**Fragmento del documento**
Nació el 2020 entre cava, besos y abrazos. Todo era normal. Familia, trabajo y sueños; todo era alegre como deben ser los proyectos de un nuevo año. Nos sentíamos felices con lo que éramos y con lo que teníamos. Todos nos conocíamos y todos nos reconocíamos. El primo, el amigo y la vecina del tercero y de pronto no somos nadie. No hay sonrisas ni besos, no hay saludos de mano y tampoco hay abrazos porque todo es miedo, es el pavor al contagio. Nos informan del riesgo y nos prohiben ser humanos.

Asumimos el temor y en silencio nos confinamos. Aceptamos que somos vulnerables como lo son nuestros trabajos. Callamos y cumplimos porque lo ordena el pánico. Hoy de nuevo se iluminan las calles para otra fiesta, otro final de año, pero sin uvas, cava ni trabajo. Nadie está para fiestas y nadie entiende qué ha pasado. No nos vemos y no nos expresamos, podemos reír y podemos llorar que, para ellos, no pasa nada bajo la mascarilla del ciudadano enmascarado. ¿ Cuántos han muerto sin causa, cuántos no podrán vivir por esa causa? ¿Quién decide si trabajar mata o no hacerlo te salva? ¿Cómo comer sin dinero y cómo estar sano sin esperanza?

**Extractos de ítems**

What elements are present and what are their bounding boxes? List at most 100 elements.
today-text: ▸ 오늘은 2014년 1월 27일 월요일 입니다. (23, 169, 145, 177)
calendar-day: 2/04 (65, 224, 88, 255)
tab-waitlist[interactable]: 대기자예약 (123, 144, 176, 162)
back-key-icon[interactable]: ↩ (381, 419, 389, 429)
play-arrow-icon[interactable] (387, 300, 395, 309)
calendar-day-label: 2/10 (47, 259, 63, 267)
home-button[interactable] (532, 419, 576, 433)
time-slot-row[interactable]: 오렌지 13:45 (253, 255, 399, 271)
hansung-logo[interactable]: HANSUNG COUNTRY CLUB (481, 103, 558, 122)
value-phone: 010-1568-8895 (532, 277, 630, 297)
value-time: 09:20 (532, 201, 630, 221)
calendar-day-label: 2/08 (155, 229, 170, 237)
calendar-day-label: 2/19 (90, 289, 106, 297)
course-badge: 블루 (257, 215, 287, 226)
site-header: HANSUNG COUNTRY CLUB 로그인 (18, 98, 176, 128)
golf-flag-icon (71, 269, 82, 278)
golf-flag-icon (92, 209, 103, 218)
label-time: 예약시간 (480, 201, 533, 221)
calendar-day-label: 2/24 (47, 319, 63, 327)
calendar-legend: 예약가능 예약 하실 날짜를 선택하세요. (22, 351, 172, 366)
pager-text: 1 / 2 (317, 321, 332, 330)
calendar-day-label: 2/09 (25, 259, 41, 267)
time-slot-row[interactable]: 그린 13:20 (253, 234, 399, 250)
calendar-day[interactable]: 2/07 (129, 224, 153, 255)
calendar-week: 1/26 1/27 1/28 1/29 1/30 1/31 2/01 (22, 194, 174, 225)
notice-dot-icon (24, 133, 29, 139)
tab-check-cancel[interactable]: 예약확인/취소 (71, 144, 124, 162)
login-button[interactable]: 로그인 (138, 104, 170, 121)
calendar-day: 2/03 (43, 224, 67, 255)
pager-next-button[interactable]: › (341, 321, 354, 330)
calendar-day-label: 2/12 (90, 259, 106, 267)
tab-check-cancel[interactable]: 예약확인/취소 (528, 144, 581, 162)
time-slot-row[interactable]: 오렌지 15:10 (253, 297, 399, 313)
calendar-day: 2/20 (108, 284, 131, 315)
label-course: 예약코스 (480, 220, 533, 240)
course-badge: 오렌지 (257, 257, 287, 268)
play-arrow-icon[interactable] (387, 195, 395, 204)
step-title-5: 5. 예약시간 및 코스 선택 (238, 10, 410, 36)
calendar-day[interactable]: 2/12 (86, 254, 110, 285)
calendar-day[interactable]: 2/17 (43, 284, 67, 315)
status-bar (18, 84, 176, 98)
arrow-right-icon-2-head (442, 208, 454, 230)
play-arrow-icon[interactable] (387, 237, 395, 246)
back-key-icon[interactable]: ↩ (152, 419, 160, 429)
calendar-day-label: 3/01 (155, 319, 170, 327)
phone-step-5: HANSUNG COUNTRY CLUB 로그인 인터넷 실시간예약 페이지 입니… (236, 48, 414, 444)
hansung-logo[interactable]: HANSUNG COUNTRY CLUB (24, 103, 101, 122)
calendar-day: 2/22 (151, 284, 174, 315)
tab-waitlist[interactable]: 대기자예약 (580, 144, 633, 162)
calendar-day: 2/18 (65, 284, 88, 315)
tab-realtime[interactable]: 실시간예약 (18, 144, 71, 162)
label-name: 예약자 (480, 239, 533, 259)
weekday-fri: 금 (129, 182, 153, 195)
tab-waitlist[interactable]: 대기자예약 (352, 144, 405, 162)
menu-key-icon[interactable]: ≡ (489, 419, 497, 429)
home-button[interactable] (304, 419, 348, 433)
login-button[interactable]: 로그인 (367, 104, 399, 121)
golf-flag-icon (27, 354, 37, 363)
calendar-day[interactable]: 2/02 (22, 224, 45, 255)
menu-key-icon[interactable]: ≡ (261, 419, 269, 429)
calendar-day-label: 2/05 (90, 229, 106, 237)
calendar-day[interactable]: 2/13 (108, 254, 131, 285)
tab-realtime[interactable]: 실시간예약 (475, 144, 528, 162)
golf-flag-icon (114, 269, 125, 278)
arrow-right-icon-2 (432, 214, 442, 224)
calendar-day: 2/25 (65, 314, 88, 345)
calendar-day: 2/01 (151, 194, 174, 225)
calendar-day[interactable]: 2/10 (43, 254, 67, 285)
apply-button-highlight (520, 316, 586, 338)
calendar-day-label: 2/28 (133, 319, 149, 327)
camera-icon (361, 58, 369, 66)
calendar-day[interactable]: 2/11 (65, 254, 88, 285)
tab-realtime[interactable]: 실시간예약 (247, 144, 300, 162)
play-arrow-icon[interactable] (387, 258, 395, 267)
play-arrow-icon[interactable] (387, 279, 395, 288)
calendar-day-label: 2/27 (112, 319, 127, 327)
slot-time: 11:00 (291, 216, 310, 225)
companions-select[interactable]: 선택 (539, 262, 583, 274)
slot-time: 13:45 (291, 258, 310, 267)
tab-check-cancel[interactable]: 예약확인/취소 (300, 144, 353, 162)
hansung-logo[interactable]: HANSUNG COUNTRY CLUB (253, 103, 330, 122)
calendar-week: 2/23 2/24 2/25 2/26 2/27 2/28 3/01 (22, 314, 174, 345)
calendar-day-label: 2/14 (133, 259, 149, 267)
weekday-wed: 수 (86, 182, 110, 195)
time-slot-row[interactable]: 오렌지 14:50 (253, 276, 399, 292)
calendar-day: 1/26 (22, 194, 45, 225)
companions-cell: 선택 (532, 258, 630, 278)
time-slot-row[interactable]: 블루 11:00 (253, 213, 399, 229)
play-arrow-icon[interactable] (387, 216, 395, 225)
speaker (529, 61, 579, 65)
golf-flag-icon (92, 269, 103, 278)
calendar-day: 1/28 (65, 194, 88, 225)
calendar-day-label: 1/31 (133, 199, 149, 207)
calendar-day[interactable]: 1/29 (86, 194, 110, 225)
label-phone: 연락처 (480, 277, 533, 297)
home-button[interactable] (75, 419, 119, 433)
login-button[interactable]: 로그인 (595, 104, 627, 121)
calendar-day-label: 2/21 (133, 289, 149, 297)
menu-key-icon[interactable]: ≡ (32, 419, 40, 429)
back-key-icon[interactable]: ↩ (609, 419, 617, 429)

**Tus tareas**
a) En el texto sobre el año 2020, ¿entre qué cosas se dice que nació ese año?
b) Reanuda el texto sobre el año 2020 justo después de su última frase.

**Tareas resueltas**
a) Nació entre cava, besos y abrazos.

b)
No es verdad que el Covid mata si los que nos mandan y ordenan no cumplen sus reglas. No es verdad que mata la pandemia. Lo que nos mata es la mentira de luces navideñas que nos recuerdan que éramos felices simplemente por poder mostrar la cara, por trabajar sin máscaras y por besarte como hacen, entre sí, los que mandan.

No es verdad que seas una cara tapada, tú eres un corazón que ama: la vida.